### Instructions to follow
With the pictures left out, copy the listing below exactly.
### Data for the task ###
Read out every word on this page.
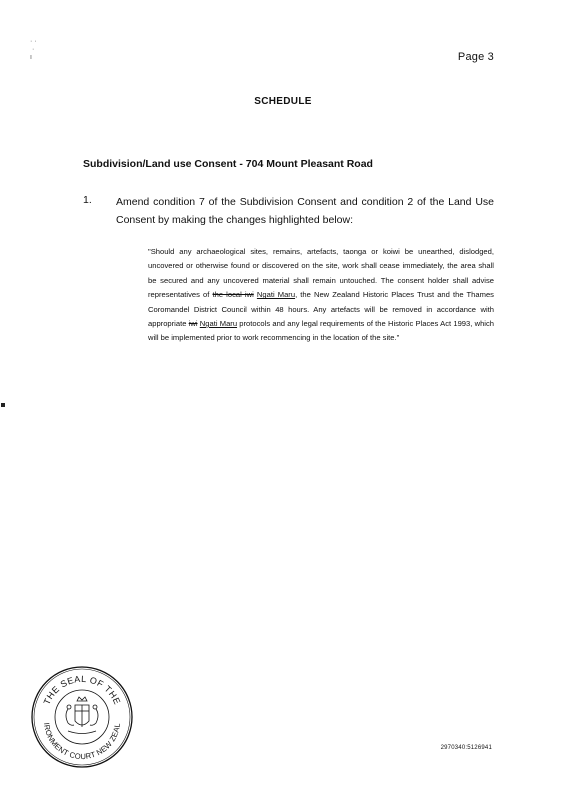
· ·
·
ı	Page 3
SCHEDULE
Subdivision/Land use Consent - 704 Mount Pleasant Road
1. Amend condition 7 of the Subdivision Consent and condition 2 of the Land Use Consent by making the changes highlighted below:
"Should any archaeological sites, remains, artefacts, taonga or koiwi be unearthed, dislodged, uncovered or otherwise found or discovered on the site, work shall cease immediately, the area shall be secured and any uncovered material shall remain untouched. The consent holder shall advise representatives of the local iwi Ngati Maru, the New Zealand Historic Places Trust and the Thames Coromandel District Council within 48 hours. Any artefacts will be removed in accordance with appropriate iwi Ngati Maru protocols and any legal requirements of the Historic Places Act 1993, which will be implemented prior to work recommencing in the location of the site."
THE SEAL OF THE
IRONMENT COURT NEW ZEAL
2970340:5126941
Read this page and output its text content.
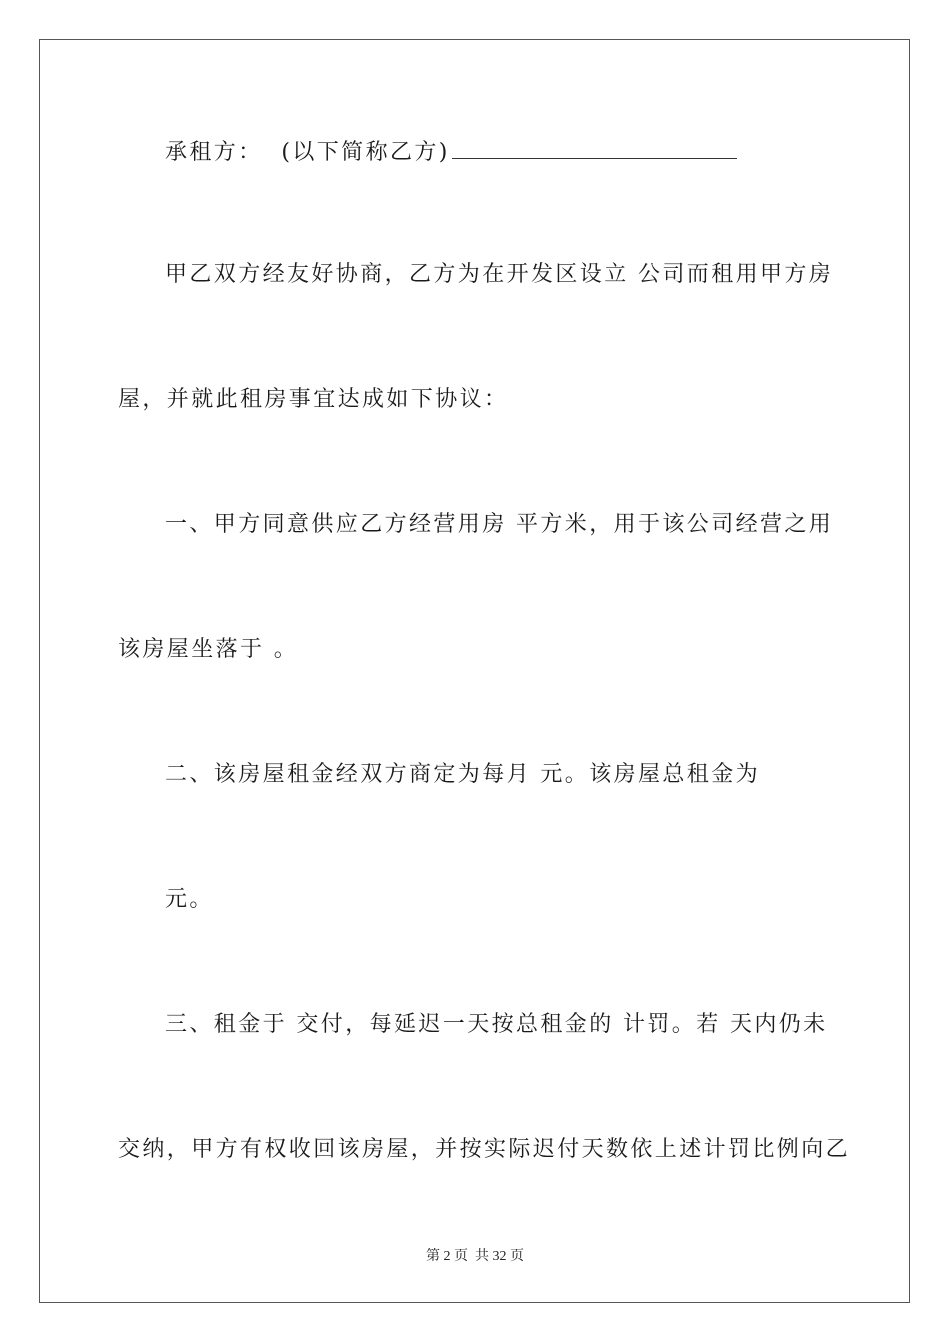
承租方：  (以下简称乙方)
甲乙双方经友好协商，乙方为在开发区设立 公司而租用甲方房
屋，并就此租房事宜达成如下协议：
一、甲方同意供应乙方经营用房 平方米，用于该公司经营之用
该房屋坐落于 。
二、该房屋租金经双方商定为每月 元。该房屋总租金为
元。
三、租金于 交付，每延迟一天按总租金的 计罚。若 天内仍未
交纳，甲方有权收回该房屋，并按实际迟付天数依上述计罚比例向乙
第 2 页  共 32 页
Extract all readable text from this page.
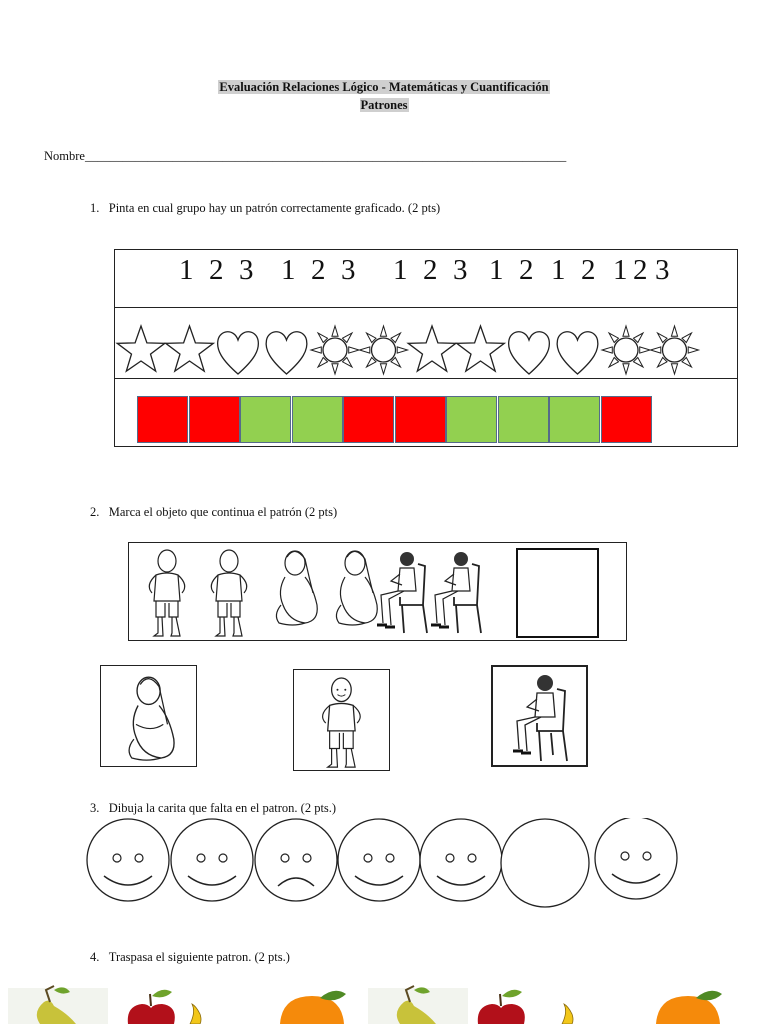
Evaluación Relaciones Lógico - Matemáticas y Cuantificación
Patrones
Nombre_____________________________________________________________________________
1. Pinta en cual grupo hay un patrón correctamente graficado. (2 pts)
1 2 3 1 2 3 1 2 3 1 2 1 2 1 2 3
2. Marca el objeto que continua el patrón (2 pts)
3. Dibuja la carita que falta en el patron. (2 pts.)
4. Traspasa el siguiente patron. (2 pts.)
###
### Written response
Read out every word on this page.
· ·
·
ı	Page 3
SCHEDULE
Subdivision/Land use Consent - 704 Mount Pleasant Road
1. Amend condition 7 of the Subdivision Consent and condition 2 of the Land Use Consent by making the changes highlighted below:
"Should any archaeological sites, remains, artefacts, taonga or koiwi be unearthed, dislodged, uncovered or otherwise found or discovered on the site, work shall cease immediately, the area shall be secured and any uncovered material shall remain untouched. The consent holder shall advise representatives of the local iwi Ngati Maru, the New Zealand Historic Places Trust and the Thames Coromandel District Council within 48 hours. Any artefacts will be removed in accordance with appropriate iwi Ngati Maru protocols and any legal requirements of the Historic Places Act 1993, which will be implemented prior to work recommencing in the location of the site."
THE SEAL OF THE
IRONMENT COURT NEW ZEAL
2970340:5126941
Read this page and output its text content.
承租方：  (以下简称乙方)
甲乙双方经友好协商，乙方为在开发区设立 公司而租用甲方房
屋，并就此租房事宜达成如下协议：
一、甲方同意供应乙方经营用房 平方米，用于该公司经营之用
该房屋坐落于 。
二、该房屋租金经双方商定为每月 元。该房屋总租金为
元。
三、租金于 交付，每延迟一天按总租金的 计罚。若 天内仍未
交纳，甲方有权收回该房屋，并按实际迟付天数依上述计罚比例向乙
第 2 页  共 32 页
Extract all readable text from this page.
Evaluación Relaciones Lógico - Matemáticas y Cuantificación
Patrones
Nombre_____________________________________________________________________________
1. Pinta en cual grupo hay un patrón correctamente graficado. (2 pts)
1 2 3 1 2 3 1 2 3 1 2 1 2 1 2 3
2. Marca el objeto que continua el patrón (2 pts)
3. Dibuja la carita que falta en el patron. (2 pts.)
4. Traspasa el siguiente patron. (2 pts.)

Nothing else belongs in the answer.